[start of Provided material]
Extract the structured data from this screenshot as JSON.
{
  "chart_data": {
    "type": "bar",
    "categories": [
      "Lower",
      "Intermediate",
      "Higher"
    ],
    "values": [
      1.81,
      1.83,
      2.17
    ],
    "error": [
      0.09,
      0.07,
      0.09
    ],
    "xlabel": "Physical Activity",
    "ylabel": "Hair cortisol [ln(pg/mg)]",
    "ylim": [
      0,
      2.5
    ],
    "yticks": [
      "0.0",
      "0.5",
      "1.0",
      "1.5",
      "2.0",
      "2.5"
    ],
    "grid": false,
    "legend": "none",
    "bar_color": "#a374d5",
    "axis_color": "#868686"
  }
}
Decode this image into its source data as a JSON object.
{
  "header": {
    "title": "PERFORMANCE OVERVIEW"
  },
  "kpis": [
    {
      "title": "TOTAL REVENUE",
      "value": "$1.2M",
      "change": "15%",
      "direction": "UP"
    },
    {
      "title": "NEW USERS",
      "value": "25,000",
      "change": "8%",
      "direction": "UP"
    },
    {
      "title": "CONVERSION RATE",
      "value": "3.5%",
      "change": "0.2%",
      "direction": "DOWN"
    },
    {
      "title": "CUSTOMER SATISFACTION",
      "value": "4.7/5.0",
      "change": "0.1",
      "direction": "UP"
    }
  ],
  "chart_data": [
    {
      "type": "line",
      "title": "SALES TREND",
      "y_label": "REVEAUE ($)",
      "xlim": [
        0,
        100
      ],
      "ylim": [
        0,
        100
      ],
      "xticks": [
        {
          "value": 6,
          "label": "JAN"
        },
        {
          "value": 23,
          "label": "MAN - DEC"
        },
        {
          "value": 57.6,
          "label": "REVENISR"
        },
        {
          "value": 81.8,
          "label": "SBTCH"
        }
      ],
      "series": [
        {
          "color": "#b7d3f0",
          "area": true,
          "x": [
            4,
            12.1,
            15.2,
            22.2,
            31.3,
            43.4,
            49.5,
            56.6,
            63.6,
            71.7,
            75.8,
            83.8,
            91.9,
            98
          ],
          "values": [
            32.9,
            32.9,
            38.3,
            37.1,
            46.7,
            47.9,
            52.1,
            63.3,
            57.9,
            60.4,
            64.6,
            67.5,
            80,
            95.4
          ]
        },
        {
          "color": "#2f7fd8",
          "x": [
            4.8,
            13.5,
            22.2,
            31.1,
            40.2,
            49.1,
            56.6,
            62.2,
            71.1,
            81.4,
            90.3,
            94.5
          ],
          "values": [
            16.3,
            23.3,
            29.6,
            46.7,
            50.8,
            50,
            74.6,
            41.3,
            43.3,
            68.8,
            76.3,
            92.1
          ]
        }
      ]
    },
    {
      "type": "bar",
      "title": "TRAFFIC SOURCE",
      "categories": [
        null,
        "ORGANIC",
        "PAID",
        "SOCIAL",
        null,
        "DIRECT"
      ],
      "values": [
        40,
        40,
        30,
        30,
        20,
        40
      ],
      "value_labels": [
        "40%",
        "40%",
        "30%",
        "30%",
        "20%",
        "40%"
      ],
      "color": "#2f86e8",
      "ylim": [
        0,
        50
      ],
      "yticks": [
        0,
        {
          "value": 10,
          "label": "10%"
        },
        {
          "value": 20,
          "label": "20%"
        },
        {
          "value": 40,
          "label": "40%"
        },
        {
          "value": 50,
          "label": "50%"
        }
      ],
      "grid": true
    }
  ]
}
[end of Provided material]
◆ **Short problem**
Repeat every record, keeping each word and mark exactly as it is.

◆ **Correct response**
Extract the structured data from this screenshot as JSON.
{
  "chart_data": {
    "type": "bar",
    "categories": [
      "Lower",
      "Intermediate",
      "Higher"
    ],
    "values": [
      1.81,
      1.83,
      2.17
    ],
    "error": [
      0.09,
      0.07,
      0.09
    ],
    "xlabel": "Physical Activity",
    "ylabel": "Hair cortisol [ln(pg/mg)]",
    "ylim": [
      0,
      2.5
    ],
    "yticks": [
      "0.0",
      "0.5",
      "1.0",
      "1.5",
      "2.0",
      "2.5"
    ],
    "grid": false,
    "legend": "none",
    "bar_color": "#a374d5",
    "axis_color": "#868686"
  }
}
Decode this image into its source data as a JSON object.
{
  "header": {
    "title": "PERFORMANCE OVERVIEW"
  },
  "kpis": [
    {
      "title": "TOTAL REVENUE",
      "value": "$1.2M",
      "change": "15%",
      "direction": "UP"
    },
    {
      "title": "NEW USERS",
      "value": "25,000",
      "change": "8%",
      "direction": "UP"
    },
    {
      "title": "CONVERSION RATE",
      "value": "3.5%",
      "change": "0.2%",
      "direction": "DOWN"
    },
    {
      "title": "CUSTOMER SATISFACTION",
      "value": "4.7/5.0",
      "change": "0.1",
      "direction": "UP"
    }
  ],
  "chart_data": [
    {
      "type": "line",
      "title": "SALES TREND",
      "y_label": "REVEAUE ($)",
      "xlim": [
        0,
        100
      ],
      "ylim": [
        0,
        100
      ],
      "xticks": [
        {
          "value": 6,
          "label": "JAN"
        },
        {
          "value": 23,
          "label": "MAN - DEC"
        },
        {
          "value": 57.6,
          "label": "REVENISR"
        },
        {
          "value": 81.8,
          "label": "SBTCH"
        }
      ],
      "series": [
        {
          "color": "#b7d3f0",
          "area": true,
          "x": [
            4,
            12.1,
            15.2,
            22.2,
            31.3,
            43.4,
            49.5,
            56.6,
            63.6,
            71.7,
            75.8,
            83.8,
            91.9,
            98
          ],
          "values": [
            32.9,
            32.9,
            38.3,
            37.1,
            46.7,
            47.9,
            52.1,
            63.3,
            57.9,
            60.4,
            64.6,
            67.5,
            80,
            95.4
          ]
        },
        {
          "color": "#2f7fd8",
          "x": [
            4.8,
            13.5,
            22.2,
            31.1,
            40.2,
            49.1,
            56.6,
            62.2,
            71.1,
            81.4,
            90.3,
            94.5
          ],
          "values": [
            16.3,
            23.3,
            29.6,
            46.7,
            50.8,
            50,
            74.6,
            41.3,
            43.3,
            68.8,
            76.3,
            92.1
          ]
        }
      ]
    },
    {
      "type": "bar",
      "title": "TRAFFIC SOURCE",
      "categories": [
        null,
        "ORGANIC",
        "PAID",
        "SOCIAL",
        null,
        "DIRECT"
      ],
      "values": [
        40,
        40,
        30,
        30,
        20,
        40
      ],
      "value_labels": [
        "40%",
        "40%",
        "30%",
        "30%",
        "20%",
        "40%"
      ],
      "color": "#2f86e8",
      "ylim": [
        0,
        50
      ],
      "yticks": [
        0,
        {
          "value": 10,
          "label": "10%"
        },
        {
          "value": 20,
          "label": "20%"
        },
        {
          "value": 40,
          "label": "40%"
        },
        {
          "value": 50,
          "label": "50%"
        }
      ],
      "grid": true
    }
  ]
}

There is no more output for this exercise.